◆ INSTRUCTION: Don't copy the pictures; return every other part of the records exactly.

* * *

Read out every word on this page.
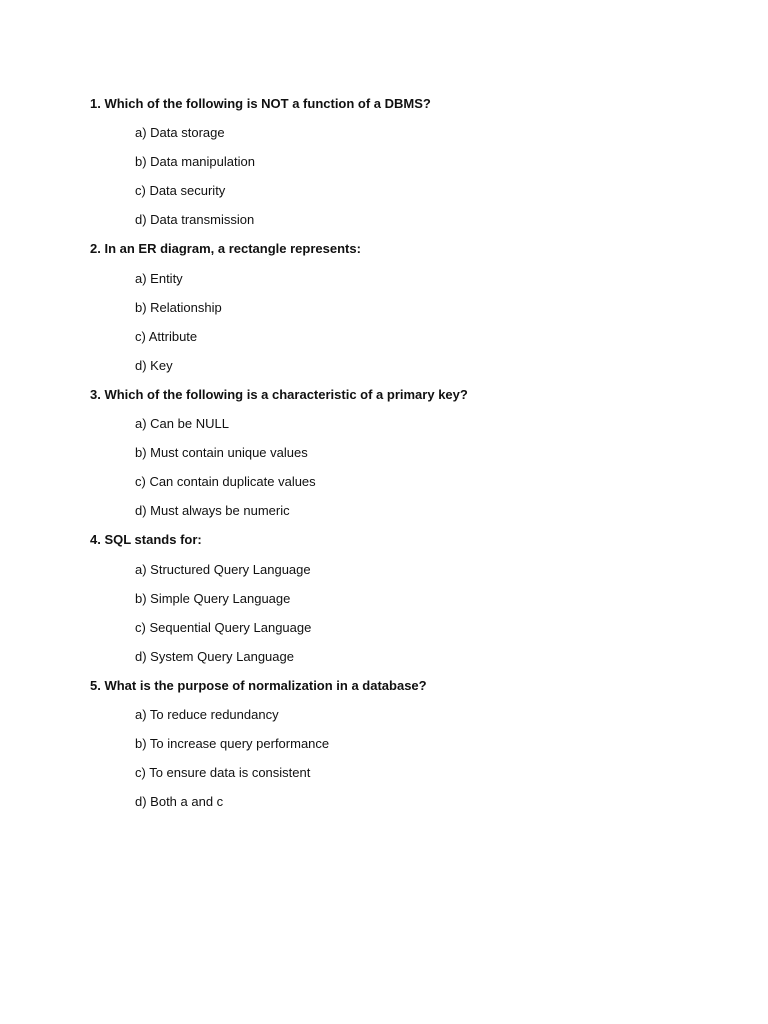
1. Which of the following is NOT a function of a DBMS?
a) Data storage
b) Data manipulation
c) Data security
d) Data transmission
2. In an ER diagram, a rectangle represents:
a) Entity
b) Relationship
c) Attribute
d) Key
3. Which of the following is a characteristic of a primary key?
a) Can be NULL
b) Must contain unique values
c) Can contain duplicate values
d) Must always be numeric
4. SQL stands for:
a) Structured Query Language
b) Simple Query Language
c) Sequential Query Language
d) System Query Language
5. What is the purpose of normalization in a database?
a) To reduce redundancy
b) To increase query performance
c) To ensure data is consistent
d) Both a and c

* * *

◆ EXERCISE RESULT:
Read out every word on this page.
1. Which of the following is NOT a function of a DBMS?
a) Data storage
b) Data manipulation
c) Data security
d) Data transmission
2. In an ER diagram, a rectangle represents:
a) Entity
b) Relationship
c) Attribute
d) Key
3. Which of the following is a characteristic of a primary key?
a) Can be NULL
b) Must contain unique values
c) Can contain duplicate values
d) Must always be numeric
4. SQL stands for:
a) Structured Query Language
b) Simple Query Language
c) Sequential Query Language
d) System Query Language
5. What is the purpose of normalization in a database?
a) To reduce redundancy
b) To increase query performance
c) To ensure data is consistent
d) Both a and c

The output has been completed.